• _Set problem_
Leave out every picture, then transcribe the rest of the listing exactly.

• _Extracted information_
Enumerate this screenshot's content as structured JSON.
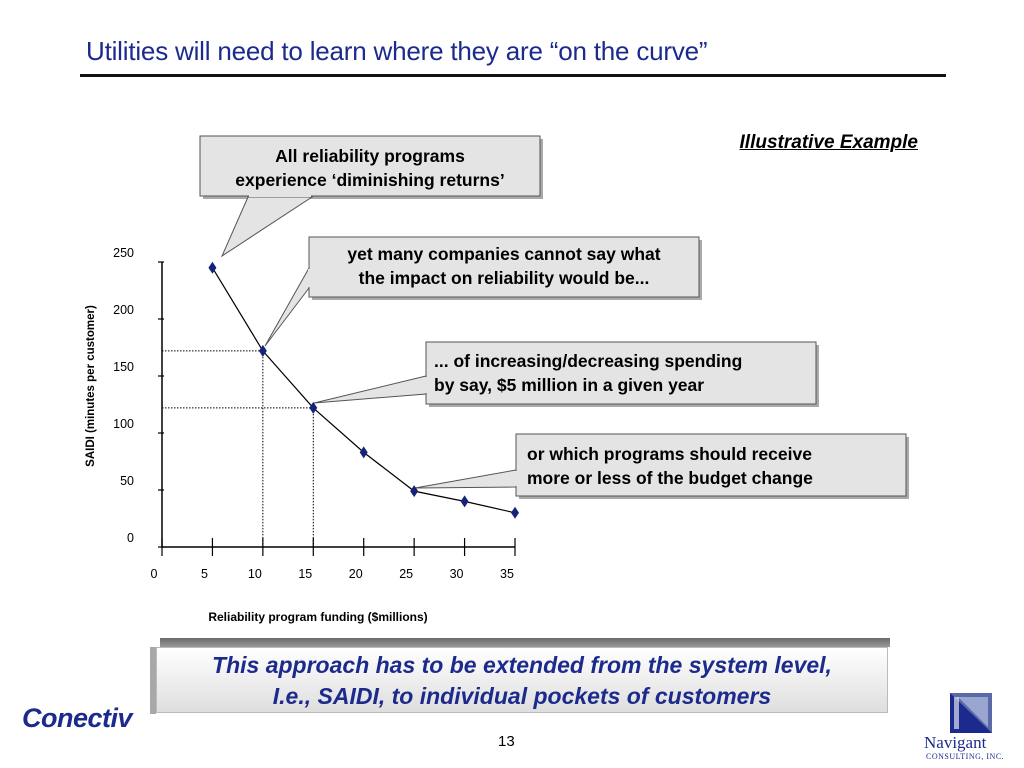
{
  "slide": {
    "title": "Utilities will need to learn where they are “on the curve”",
    "illustrative": "Illustrative Example",
    "page_number": "13",
    "banner": {
      "line1": "This approach has to be extended from the system level,",
      "line2": "I.e., SAIDI, to individual pockets of customers"
    },
    "logos": {
      "left": "Conectiv",
      "right_name": "Navigant",
      "right_sub": "CONSULTING, INC."
    }
  },
  "callouts": [
    {
      "line1": "All reliability programs",
      "line2": "experience ‘diminishing returns’"
    },
    {
      "line1": "yet many companies cannot say what",
      "line2": "the impact on reliability would be..."
    },
    {
      "line1": "... of increasing/decreasing spending",
      "line2": "by say, $5 million in a given year"
    },
    {
      "line1": "or which programs should receive",
      "line2": "more or less of the budget change"
    }
  ],
  "colors": {
    "title": "#1b2a8c",
    "marker": "#16237a",
    "callout_fill": "#e4e4e4"
  },
  "chart_data": {
    "type": "line",
    "xlabel": "Reliability program funding ($millions)",
    "ylabel": "SAIDI (minutes per customer)",
    "xlim": [
      0,
      35
    ],
    "ylim": [
      0,
      250
    ],
    "x_ticks": [
      0,
      5,
      10,
      15,
      20,
      25,
      30,
      35
    ],
    "y_ticks": [
      0,
      50,
      100,
      150,
      200,
      250
    ],
    "series": [
      {
        "x": [
          5,
          10,
          15,
          20,
          25,
          30,
          35
        ],
        "y": [
          245,
          172,
          122,
          83,
          49,
          40,
          30
        ]
      }
    ],
    "reference_points": [
      {
        "x": 10,
        "y": 172
      },
      {
        "x": 15,
        "y": 122
      }
    ],
    "grid": false,
    "legend": "none"
  }
}
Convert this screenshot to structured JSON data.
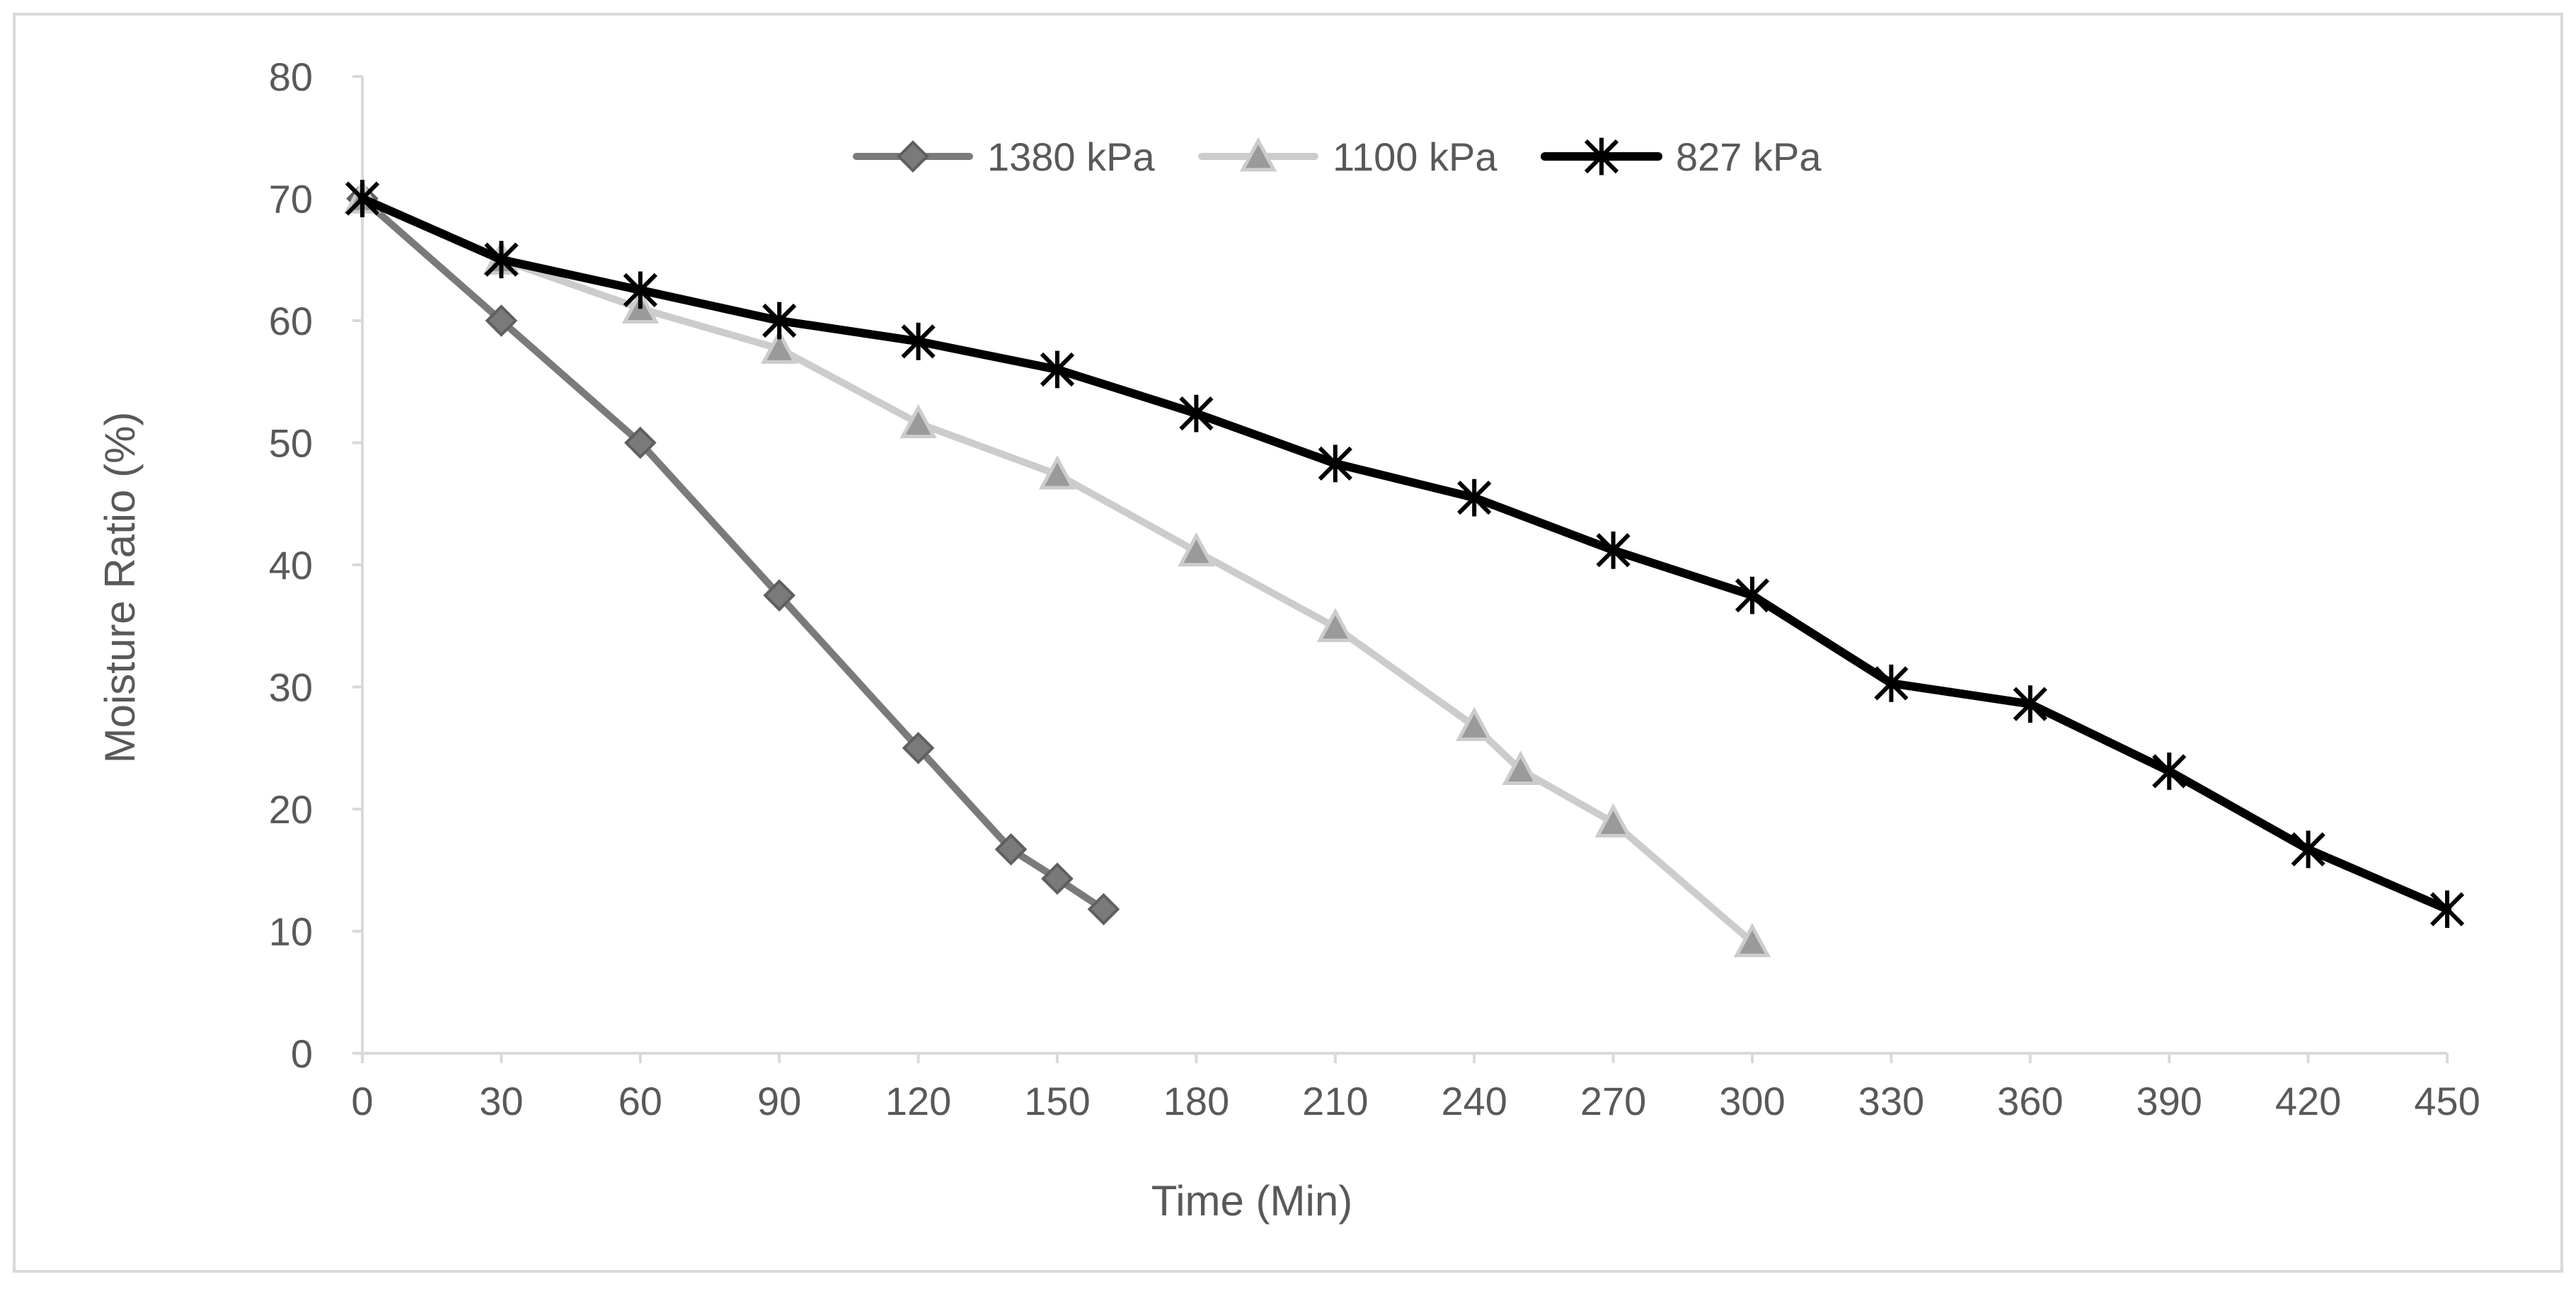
{
  "chart_data": {
    "type": "line",
    "title": "",
    "xlabel": "Time (Min)",
    "ylabel": "Moisture Ratio (%)",
    "xlim": [
      0,
      450
    ],
    "ylim": [
      0,
      80
    ],
    "x_ticks": [
      0,
      30,
      60,
      90,
      120,
      150,
      180,
      210,
      240,
      270,
      300,
      330,
      360,
      390,
      420,
      450
    ],
    "y_ticks": [
      0,
      10,
      20,
      30,
      40,
      50,
      60,
      70,
      80
    ],
    "grid": false,
    "legend_position": "top-center",
    "series": [
      {
        "name": "1380 kPa",
        "color": "#7a7a7a",
        "marker": "diamond",
        "x": [
          0,
          30,
          60,
          90,
          120,
          140,
          150,
          160
        ],
        "y": [
          70,
          60,
          50,
          37.5,
          25,
          16.7,
          14.3,
          11.8
        ]
      },
      {
        "name": "1100 kPa",
        "color": "#cccccc",
        "marker": "triangle",
        "x": [
          0,
          30,
          60,
          90,
          120,
          150,
          180,
          210,
          240,
          250,
          270,
          300
        ],
        "y": [
          70,
          65,
          61,
          57.7,
          51.6,
          47.4,
          41.1,
          34.9,
          26.8,
          23.2,
          18.9,
          9.1
        ]
      },
      {
        "name": "827 kPa",
        "color": "#000000",
        "marker": "star",
        "x": [
          0,
          30,
          60,
          90,
          120,
          150,
          180,
          210,
          240,
          270,
          300,
          330,
          360,
          390,
          420,
          450
        ],
        "y": [
          70,
          65,
          62.5,
          60,
          58.3,
          56,
          52.4,
          48.3,
          45.5,
          41.2,
          37.5,
          30.3,
          28.6,
          23.1,
          16.7,
          11.8
        ]
      }
    ]
  }
}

• _Reply to the exercise_
Enumerate this screenshot's content as structured JSON.
{
  "slide": {
    "title": "Utilities will need to learn where they are “on the curve”",
    "illustrative": "Illustrative Example",
    "page_number": "13",
    "banner": {
      "line1": "This approach has to be extended from the system level,",
      "line2": "I.e., SAIDI, to individual pockets of customers"
    },
    "logos": {
      "left": "Conectiv",
      "right_name": "Navigant",
      "right_sub": "CONSULTING, INC."
    }
  },
  "callouts": [
    {
      "line1": "All reliability programs",
      "line2": "experience ‘diminishing returns’"
    },
    {
      "line1": "yet many companies cannot say what",
      "line2": "the impact on reliability would be..."
    },
    {
      "line1": "... of increasing/decreasing spending",
      "line2": "by say, $5 million in a given year"
    },
    {
      "line1": "or which programs should receive",
      "line2": "more or less of the budget change"
    }
  ],
  "colors": {
    "title": "#1b2a8c",
    "marker": "#16237a",
    "callout_fill": "#e4e4e4"
  },
  "chart_data": {
    "type": "line",
    "xlabel": "Reliability program funding ($millions)",
    "ylabel": "SAIDI (minutes per customer)",
    "xlim": [
      0,
      35
    ],
    "ylim": [
      0,
      250
    ],
    "x_ticks": [
      0,
      5,
      10,
      15,
      20,
      25,
      30,
      35
    ],
    "y_ticks": [
      0,
      50,
      100,
      150,
      200,
      250
    ],
    "series": [
      {
        "x": [
          5,
          10,
          15,
          20,
          25,
          30,
          35
        ],
        "y": [
          245,
          172,
          122,
          83,
          49,
          40,
          30
        ]
      }
    ],
    "reference_points": [
      {
        "x": 10,
        "y": 172
      },
      {
        "x": 15,
        "y": 122
      }
    ],
    "grid": false,
    "legend": "none"
  }
}
Convert this screenshot to structured JSON data.
{
  "chart_data": {
    "type": "line",
    "title": "",
    "xlabel": "Time (Min)",
    "ylabel": "Moisture Ratio (%)",
    "xlim": [
      0,
      450
    ],
    "ylim": [
      0,
      80
    ],
    "x_ticks": [
      0,
      30,
      60,
      90,
      120,
      150,
      180,
      210,
      240,
      270,
      300,
      330,
      360,
      390,
      420,
      450
    ],
    "y_ticks": [
      0,
      10,
      20,
      30,
      40,
      50,
      60,
      70,
      80
    ],
    "grid": false,
    "legend_position": "top-center",
    "series": [
      {
        "name": "1380 kPa",
        "color": "#7a7a7a",
        "marker": "diamond",
        "x": [
          0,
          30,
          60,
          90,
          120,
          140,
          150,
          160
        ],
        "y": [
          70,
          60,
          50,
          37.5,
          25,
          16.7,
          14.3,
          11.8
        ]
      },
      {
        "name": "1100 kPa",
        "color": "#cccccc",
        "marker": "triangle",
        "x": [
          0,
          30,
          60,
          90,
          120,
          150,
          180,
          210,
          240,
          250,
          270,
          300
        ],
        "y": [
          70,
          65,
          61,
          57.7,
          51.6,
          47.4,
          41.1,
          34.9,
          26.8,
          23.2,
          18.9,
          9.1
        ]
      },
      {
        "name": "827 kPa",
        "color": "#000000",
        "marker": "star",
        "x": [
          0,
          30,
          60,
          90,
          120,
          150,
          180,
          210,
          240,
          270,
          300,
          330,
          360,
          390,
          420,
          450
        ],
        "y": [
          70,
          65,
          62.5,
          60,
          58.3,
          56,
          52.4,
          48.3,
          45.5,
          41.2,
          37.5,
          30.3,
          28.6,
          23.1,
          16.7,
          11.8
        ]
      }
    ]
  }
}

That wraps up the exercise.